TASK — Write out all the lines again, precisely as they stand, but without the images.

INPUT MATERIAL —
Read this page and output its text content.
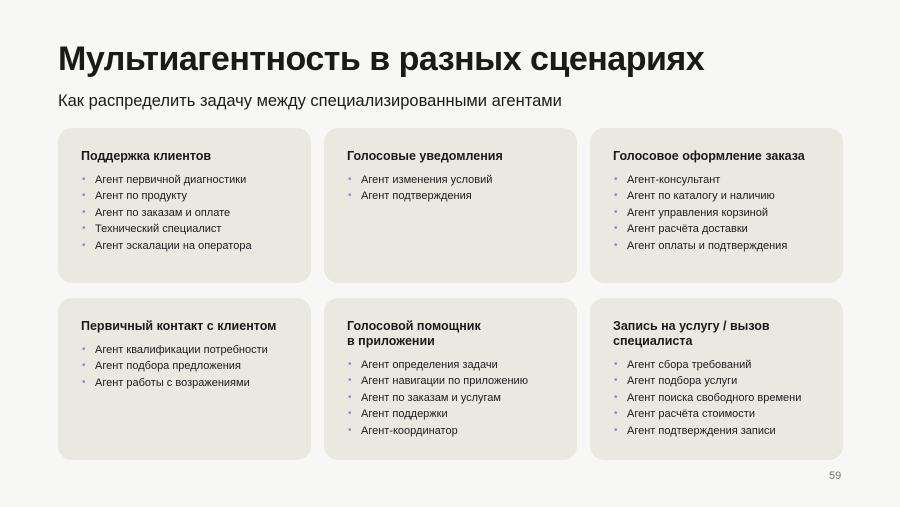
Мультиагентность в разных сценариях

Как распределить задачу между специализированными агентами

Поддержка клиентов
• Агент первичной диагностики
• Агент по продукту
• Агент по заказам и оплате
• Технический специалист
• Агент эскалации на оператора
Голосовые уведомления
• Агент изменения условий
• Агент подтверждения
Голосовое оформление заказа
• Агент-консультант
• Агент по каталогу и наличию
• Агент управления корзиной
• Агент расчёта доставки
• Агент оплаты и подтверждения
Первичный контакт с клиентом
• Агент квалификации потребности
• Агент подбора предложения
• Агент работы с возражениями
Голосовой помощник
в приложении
• Агент определения задачи
• Агент навигации по приложению
• Агент по заказам и услугам
• Агент поддержки
• Агент-координатор
Запись на услугу / вызов
специалиста
• Агент сбора требований
• Агент подбора услуги
• Агент поиска свободного времени
• Агент расчёта стоимости
• Агент подтверждения записи
59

WRITTEN REPLY —
Read this page and output its text content.
Мультиагентность в разных сценариях

Как распределить задачу между специализированными агентами

Поддержка клиентов
• Агент первичной диагностики
• Агент по продукту
• Агент по заказам и оплате
• Технический специалист
• Агент эскалации на оператора
Голосовые уведомления
• Агент изменения условий
• Агент подтверждения
Голосовое оформление заказа
• Агент-консультант
• Агент по каталогу и наличию
• Агент управления корзиной
• Агент расчёта доставки
• Агент оплаты и подтверждения
Первичный контакт с клиентом
• Агент квалификации потребности
• Агент подбора предложения
• Агент работы с возражениями
Голосовой помощник
в приложении
• Агент определения задачи
• Агент навигации по приложению
• Агент по заказам и услугам
• Агент поддержки
• Агент-координатор
Запись на услугу / вызов
специалиста
• Агент сбора требований
• Агент подбора услуги
• Агент поиска свободного времени
• Агент расчёта стоимости
• Агент подтверждения записи
59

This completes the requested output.